--- BEGIN Exercise input ---

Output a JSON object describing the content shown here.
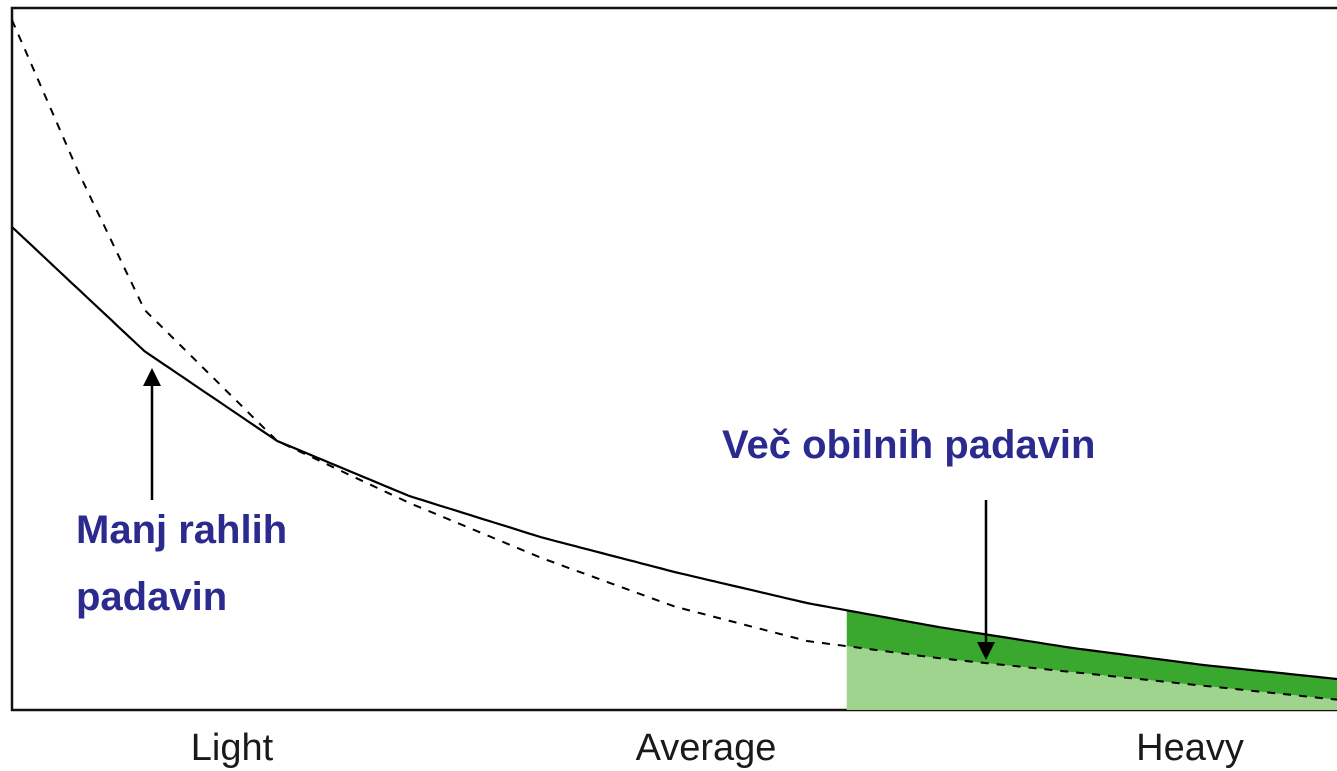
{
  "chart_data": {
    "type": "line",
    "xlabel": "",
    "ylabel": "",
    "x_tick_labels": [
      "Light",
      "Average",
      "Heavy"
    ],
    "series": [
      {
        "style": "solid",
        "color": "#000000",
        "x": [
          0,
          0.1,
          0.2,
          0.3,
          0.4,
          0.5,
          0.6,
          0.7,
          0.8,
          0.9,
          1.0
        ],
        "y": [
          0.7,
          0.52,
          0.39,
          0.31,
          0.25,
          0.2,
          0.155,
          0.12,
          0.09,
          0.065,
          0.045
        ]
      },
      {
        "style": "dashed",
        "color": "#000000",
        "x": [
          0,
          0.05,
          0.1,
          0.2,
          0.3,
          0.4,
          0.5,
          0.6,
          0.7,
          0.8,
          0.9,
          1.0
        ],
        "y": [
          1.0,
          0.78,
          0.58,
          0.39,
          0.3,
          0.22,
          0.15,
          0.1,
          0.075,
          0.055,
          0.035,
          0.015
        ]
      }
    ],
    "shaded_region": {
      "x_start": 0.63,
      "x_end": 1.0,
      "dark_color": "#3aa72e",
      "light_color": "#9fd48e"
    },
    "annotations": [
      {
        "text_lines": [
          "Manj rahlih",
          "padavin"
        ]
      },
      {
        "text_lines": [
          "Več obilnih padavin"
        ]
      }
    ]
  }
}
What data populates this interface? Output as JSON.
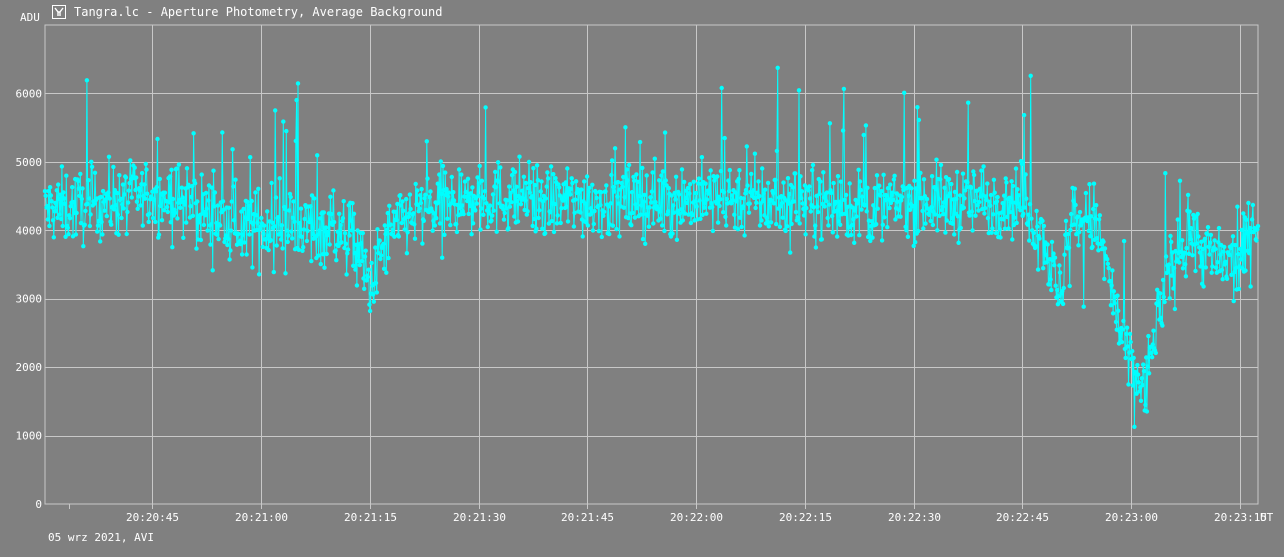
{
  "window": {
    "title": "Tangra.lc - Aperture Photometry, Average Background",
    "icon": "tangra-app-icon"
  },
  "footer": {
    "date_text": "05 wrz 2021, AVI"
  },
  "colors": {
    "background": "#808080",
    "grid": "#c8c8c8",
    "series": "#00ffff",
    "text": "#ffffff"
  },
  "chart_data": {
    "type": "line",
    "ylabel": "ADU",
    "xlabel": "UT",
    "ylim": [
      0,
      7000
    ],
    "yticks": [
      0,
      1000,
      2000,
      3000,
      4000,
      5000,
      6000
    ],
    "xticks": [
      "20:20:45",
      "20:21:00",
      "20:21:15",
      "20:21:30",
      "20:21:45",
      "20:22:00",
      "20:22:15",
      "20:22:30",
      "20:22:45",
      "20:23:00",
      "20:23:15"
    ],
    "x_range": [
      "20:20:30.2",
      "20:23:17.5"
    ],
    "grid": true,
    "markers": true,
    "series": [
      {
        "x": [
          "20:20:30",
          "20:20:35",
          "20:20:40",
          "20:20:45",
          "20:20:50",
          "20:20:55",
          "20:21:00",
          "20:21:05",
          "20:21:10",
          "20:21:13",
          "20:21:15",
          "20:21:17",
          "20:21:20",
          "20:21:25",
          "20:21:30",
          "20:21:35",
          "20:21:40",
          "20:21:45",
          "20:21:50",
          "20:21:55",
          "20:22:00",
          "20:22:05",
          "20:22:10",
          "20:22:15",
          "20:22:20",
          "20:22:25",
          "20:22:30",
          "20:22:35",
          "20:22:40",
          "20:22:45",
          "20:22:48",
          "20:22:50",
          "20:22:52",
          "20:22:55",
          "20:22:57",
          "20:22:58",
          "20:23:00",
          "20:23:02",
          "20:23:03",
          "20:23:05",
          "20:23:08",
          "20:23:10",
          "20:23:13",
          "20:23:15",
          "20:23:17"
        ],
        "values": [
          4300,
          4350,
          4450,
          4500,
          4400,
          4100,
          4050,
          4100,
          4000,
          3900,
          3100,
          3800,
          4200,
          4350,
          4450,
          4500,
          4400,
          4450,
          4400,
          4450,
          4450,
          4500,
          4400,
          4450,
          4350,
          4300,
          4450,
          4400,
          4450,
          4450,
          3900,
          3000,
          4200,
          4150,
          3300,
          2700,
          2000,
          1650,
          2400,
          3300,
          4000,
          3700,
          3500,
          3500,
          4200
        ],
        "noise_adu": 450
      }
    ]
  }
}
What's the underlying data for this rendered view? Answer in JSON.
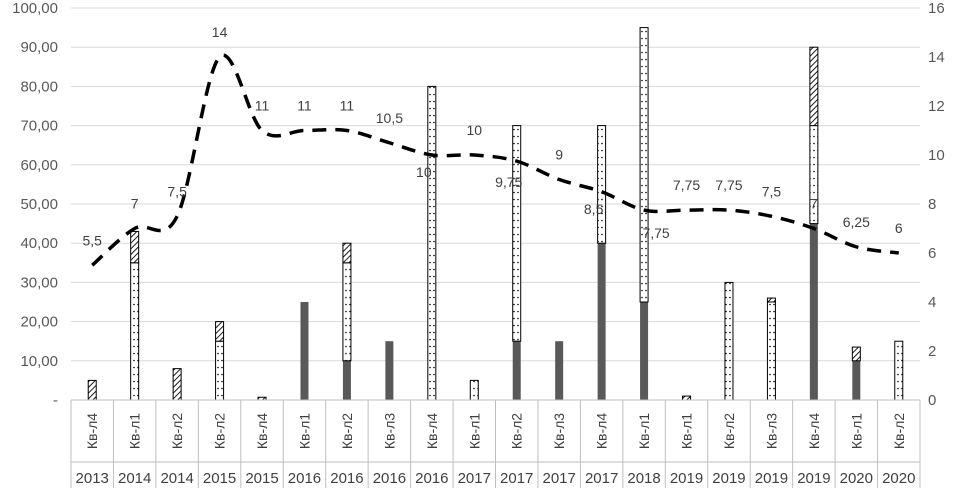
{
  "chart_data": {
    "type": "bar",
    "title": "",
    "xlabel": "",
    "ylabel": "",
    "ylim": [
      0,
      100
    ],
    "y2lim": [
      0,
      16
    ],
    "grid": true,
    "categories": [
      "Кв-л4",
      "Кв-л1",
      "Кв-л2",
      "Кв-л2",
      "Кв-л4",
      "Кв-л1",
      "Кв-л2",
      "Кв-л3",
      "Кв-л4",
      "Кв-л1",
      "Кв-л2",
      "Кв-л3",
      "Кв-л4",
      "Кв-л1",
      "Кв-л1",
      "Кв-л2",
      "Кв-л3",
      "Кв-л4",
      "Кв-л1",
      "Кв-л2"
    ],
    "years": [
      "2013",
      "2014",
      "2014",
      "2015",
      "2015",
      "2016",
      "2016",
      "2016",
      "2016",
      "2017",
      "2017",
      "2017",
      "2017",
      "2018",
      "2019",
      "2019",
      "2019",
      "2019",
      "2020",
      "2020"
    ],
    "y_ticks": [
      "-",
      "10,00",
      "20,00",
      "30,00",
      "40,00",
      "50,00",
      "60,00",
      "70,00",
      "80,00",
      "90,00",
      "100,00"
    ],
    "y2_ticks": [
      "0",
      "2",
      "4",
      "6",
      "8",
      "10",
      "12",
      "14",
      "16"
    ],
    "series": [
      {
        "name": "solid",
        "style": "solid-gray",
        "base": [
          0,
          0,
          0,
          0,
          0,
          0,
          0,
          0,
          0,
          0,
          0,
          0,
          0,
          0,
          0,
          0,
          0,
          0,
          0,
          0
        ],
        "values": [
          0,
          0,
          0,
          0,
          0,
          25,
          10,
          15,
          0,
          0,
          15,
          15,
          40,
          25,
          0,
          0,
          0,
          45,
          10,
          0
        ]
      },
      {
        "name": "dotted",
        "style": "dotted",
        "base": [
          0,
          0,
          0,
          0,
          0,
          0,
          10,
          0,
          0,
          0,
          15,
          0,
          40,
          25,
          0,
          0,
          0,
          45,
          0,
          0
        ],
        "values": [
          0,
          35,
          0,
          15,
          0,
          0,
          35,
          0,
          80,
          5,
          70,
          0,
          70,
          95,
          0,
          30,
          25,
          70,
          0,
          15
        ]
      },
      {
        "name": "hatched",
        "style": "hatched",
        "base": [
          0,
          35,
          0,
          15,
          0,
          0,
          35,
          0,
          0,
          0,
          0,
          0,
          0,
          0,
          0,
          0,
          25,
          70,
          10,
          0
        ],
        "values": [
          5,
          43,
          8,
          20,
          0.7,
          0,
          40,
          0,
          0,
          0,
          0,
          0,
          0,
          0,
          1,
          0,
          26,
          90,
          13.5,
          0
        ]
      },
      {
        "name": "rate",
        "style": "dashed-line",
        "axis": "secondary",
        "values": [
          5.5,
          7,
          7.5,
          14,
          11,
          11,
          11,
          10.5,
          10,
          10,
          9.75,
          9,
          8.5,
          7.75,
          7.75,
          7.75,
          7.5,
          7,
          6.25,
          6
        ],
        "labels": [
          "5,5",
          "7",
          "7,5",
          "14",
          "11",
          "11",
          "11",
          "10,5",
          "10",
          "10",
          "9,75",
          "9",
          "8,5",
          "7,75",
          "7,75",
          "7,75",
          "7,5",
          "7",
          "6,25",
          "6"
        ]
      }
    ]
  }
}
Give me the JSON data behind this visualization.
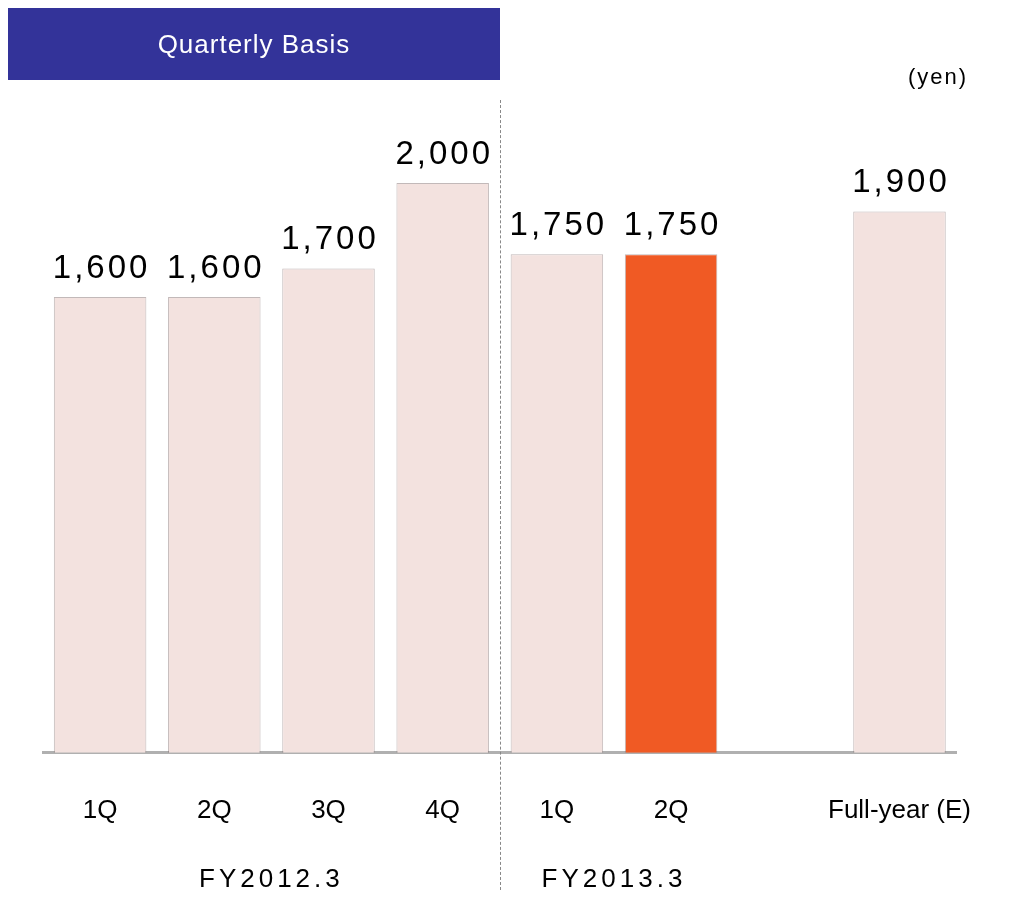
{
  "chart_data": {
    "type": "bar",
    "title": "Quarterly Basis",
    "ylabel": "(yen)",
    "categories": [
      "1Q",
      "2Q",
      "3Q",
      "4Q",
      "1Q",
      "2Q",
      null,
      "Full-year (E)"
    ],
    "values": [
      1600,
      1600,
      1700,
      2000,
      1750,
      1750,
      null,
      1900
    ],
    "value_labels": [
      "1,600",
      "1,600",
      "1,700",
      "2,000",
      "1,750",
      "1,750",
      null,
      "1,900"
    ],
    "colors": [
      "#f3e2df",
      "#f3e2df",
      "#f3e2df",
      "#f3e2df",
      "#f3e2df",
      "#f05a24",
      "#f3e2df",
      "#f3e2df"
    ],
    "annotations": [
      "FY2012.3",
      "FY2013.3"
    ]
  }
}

--- END Exercise input ---

### Task brief
How many lines of these entries contain "solid"? Answer with the number and nothing else.

### Worked solution
3